## Exercise inputs:
────────────────────

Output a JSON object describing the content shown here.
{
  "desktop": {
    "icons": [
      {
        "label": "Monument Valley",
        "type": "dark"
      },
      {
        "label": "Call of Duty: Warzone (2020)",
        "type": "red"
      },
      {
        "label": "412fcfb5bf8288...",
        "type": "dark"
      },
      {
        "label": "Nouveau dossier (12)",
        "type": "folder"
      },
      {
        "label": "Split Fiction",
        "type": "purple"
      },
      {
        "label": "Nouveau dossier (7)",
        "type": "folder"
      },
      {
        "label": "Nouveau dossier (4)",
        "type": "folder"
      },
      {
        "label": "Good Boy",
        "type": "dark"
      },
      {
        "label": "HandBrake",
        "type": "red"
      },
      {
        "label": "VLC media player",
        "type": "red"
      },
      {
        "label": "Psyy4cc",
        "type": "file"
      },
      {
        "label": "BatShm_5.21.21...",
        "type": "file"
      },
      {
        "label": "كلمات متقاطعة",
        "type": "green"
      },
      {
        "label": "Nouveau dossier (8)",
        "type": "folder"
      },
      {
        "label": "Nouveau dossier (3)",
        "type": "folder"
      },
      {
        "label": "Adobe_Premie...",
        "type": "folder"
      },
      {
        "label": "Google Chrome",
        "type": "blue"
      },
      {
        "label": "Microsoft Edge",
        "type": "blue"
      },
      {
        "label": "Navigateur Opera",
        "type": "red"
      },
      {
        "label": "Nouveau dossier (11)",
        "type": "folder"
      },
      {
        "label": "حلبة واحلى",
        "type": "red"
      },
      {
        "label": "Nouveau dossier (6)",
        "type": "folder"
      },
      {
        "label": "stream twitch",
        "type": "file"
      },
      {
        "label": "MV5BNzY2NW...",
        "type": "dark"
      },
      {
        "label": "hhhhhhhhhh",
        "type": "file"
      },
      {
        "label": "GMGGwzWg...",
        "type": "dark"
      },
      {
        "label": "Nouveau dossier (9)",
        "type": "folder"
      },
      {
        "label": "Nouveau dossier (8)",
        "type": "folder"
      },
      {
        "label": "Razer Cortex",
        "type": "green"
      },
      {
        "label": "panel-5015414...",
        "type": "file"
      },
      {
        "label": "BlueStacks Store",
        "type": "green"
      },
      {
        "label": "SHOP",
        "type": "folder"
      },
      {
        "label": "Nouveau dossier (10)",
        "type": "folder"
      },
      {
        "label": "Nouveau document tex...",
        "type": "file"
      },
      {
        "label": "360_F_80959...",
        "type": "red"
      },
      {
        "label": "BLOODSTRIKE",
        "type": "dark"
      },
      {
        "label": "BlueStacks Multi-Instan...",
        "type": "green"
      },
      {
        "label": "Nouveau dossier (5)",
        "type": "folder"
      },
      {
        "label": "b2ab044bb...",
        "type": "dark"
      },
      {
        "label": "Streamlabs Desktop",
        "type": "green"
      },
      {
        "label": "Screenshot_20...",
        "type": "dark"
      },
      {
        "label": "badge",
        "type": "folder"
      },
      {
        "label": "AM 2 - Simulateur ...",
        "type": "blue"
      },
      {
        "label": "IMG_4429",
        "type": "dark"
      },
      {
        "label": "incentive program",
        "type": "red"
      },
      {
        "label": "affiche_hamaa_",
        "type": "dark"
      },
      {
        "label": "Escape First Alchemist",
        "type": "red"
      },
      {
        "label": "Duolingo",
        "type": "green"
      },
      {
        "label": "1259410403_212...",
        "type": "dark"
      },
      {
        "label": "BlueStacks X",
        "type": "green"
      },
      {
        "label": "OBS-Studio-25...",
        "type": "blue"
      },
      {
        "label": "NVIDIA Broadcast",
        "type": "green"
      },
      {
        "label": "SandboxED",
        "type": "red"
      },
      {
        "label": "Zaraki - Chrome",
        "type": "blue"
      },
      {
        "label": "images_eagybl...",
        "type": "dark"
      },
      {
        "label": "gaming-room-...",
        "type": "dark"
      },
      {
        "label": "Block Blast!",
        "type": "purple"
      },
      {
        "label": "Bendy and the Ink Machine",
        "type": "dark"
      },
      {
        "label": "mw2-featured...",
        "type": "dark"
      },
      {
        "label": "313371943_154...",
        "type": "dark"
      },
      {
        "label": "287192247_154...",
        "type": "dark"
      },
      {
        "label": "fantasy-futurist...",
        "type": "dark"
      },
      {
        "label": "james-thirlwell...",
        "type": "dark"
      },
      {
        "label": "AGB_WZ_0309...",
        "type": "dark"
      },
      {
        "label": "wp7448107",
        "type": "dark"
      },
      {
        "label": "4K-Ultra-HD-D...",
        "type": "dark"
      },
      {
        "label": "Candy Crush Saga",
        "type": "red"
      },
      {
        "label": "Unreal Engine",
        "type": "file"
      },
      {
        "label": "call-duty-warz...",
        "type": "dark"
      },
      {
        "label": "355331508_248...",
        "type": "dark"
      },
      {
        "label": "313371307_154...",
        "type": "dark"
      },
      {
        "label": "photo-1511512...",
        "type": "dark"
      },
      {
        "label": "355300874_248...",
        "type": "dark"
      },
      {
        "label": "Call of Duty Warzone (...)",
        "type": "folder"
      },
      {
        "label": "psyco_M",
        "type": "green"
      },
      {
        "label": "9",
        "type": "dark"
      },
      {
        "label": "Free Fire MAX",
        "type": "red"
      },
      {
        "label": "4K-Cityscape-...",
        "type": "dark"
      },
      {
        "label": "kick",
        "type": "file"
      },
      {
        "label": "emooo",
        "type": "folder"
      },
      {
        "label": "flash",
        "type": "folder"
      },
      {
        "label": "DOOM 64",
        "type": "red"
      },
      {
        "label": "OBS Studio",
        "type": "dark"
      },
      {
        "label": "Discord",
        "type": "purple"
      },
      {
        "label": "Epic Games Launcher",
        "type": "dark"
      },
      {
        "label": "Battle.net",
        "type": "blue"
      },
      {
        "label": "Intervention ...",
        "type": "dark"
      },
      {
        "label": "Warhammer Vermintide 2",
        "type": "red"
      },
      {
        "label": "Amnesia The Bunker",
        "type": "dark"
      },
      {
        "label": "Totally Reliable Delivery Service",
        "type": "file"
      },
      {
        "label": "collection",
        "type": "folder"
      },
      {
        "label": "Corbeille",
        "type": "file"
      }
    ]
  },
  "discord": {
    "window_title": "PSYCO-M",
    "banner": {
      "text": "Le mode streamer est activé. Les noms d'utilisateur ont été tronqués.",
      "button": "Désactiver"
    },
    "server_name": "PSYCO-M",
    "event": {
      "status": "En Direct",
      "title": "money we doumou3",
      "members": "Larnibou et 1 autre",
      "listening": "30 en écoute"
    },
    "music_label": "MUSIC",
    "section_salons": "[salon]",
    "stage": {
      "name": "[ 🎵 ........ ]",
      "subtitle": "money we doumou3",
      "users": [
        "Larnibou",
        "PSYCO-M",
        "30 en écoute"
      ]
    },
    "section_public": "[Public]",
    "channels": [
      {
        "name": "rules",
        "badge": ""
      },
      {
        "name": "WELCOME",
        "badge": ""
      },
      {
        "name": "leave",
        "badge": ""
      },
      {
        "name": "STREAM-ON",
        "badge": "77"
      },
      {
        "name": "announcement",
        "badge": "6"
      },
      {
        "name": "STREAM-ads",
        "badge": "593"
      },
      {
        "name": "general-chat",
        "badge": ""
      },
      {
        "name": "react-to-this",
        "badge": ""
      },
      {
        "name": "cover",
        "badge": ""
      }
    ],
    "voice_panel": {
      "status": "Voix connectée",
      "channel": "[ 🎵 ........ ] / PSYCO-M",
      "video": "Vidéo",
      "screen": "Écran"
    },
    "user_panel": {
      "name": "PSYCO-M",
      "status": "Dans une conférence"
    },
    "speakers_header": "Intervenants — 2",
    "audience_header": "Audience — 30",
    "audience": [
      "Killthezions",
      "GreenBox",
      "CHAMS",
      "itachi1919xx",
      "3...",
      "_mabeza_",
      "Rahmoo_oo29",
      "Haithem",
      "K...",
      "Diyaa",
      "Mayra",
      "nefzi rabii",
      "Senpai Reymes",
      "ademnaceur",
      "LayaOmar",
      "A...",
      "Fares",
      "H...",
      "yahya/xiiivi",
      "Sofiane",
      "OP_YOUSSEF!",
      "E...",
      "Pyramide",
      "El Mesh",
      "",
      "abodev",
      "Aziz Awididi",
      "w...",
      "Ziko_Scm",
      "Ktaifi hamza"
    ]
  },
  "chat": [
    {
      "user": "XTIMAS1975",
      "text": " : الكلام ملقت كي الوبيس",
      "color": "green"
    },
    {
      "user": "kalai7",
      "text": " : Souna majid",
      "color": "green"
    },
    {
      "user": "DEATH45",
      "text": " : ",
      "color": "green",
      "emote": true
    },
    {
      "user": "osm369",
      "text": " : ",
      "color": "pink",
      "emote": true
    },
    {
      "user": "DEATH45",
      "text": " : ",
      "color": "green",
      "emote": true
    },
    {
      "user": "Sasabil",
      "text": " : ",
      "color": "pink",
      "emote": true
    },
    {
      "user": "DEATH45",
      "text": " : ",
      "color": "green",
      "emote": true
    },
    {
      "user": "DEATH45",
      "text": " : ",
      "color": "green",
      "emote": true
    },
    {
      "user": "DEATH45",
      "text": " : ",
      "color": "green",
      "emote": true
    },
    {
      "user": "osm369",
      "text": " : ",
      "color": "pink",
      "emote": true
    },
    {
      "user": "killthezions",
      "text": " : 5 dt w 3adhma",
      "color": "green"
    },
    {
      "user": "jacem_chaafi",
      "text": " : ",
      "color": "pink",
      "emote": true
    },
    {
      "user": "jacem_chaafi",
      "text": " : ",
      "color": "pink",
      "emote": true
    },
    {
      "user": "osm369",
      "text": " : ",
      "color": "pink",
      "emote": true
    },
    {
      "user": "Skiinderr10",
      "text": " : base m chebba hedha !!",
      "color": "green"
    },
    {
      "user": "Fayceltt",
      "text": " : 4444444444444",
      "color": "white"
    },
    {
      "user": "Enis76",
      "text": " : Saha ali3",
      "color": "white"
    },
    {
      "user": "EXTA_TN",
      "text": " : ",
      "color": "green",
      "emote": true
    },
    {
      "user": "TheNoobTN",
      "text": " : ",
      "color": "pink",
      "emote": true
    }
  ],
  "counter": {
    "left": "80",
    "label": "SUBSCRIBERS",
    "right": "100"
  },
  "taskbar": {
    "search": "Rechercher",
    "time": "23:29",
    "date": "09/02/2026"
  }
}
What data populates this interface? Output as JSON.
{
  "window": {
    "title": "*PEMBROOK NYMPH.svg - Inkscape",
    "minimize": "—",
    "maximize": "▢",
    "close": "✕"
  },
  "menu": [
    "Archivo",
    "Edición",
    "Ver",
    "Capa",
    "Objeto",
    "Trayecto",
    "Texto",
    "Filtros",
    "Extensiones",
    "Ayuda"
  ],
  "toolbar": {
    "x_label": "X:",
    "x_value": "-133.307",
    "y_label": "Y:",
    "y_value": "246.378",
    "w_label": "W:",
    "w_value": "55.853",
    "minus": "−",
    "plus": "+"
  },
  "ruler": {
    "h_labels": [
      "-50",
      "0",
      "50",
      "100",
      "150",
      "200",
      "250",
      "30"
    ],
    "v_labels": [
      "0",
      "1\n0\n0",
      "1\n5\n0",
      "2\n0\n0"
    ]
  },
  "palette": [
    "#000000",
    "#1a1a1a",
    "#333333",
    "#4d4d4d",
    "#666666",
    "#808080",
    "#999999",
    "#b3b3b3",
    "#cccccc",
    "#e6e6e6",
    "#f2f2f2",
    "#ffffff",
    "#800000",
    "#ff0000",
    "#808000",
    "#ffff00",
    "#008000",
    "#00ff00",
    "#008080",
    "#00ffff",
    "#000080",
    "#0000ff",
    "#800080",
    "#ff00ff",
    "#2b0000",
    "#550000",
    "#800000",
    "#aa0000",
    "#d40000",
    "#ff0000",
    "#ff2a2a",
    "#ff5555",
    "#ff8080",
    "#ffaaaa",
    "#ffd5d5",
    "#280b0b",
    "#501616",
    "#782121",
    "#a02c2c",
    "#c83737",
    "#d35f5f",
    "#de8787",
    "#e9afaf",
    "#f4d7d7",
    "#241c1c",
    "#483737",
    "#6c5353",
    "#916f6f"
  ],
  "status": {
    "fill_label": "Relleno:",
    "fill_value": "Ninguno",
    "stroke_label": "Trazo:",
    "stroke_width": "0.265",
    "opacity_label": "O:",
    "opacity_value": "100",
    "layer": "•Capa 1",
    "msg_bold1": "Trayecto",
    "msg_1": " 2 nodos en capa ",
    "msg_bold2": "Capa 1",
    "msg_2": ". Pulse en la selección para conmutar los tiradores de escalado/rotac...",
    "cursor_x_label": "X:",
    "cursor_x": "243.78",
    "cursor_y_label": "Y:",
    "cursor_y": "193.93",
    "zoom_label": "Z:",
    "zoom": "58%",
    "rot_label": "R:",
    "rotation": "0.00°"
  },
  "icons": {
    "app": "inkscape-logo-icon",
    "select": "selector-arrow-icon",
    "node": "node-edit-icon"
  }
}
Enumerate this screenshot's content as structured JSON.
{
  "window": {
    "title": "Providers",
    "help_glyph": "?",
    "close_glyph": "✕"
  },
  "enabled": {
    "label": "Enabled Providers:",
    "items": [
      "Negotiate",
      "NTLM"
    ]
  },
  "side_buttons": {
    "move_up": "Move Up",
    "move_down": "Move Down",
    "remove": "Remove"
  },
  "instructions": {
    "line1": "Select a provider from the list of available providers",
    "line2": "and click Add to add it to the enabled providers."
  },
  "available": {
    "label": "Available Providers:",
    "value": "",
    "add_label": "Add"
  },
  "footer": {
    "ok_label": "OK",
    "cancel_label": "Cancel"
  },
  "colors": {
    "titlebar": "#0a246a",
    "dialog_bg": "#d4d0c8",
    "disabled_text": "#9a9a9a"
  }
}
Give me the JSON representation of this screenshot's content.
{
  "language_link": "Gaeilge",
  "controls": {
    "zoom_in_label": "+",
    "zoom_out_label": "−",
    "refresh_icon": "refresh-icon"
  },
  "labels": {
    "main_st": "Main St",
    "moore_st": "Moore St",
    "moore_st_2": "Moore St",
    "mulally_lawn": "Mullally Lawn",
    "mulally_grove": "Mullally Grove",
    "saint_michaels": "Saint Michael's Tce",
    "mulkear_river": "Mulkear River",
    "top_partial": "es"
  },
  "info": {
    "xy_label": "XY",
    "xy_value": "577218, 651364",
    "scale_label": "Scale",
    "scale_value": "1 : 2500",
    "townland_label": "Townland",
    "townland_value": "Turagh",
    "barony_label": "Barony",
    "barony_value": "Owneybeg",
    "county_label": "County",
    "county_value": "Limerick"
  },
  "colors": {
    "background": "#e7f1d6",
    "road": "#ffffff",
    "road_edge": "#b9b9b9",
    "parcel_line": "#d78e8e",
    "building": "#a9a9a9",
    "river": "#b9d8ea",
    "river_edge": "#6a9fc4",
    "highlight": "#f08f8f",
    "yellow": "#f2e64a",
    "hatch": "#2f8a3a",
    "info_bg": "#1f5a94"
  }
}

────────────────────

## What is being asked:
Locate the word "content" in the entries, and copy every line where it is found.

## Task result:
Output a JSON object describing the content shown here.
Enumerate this screenshot's content as structured JSON.
Give me the JSON representation of this screenshot's content.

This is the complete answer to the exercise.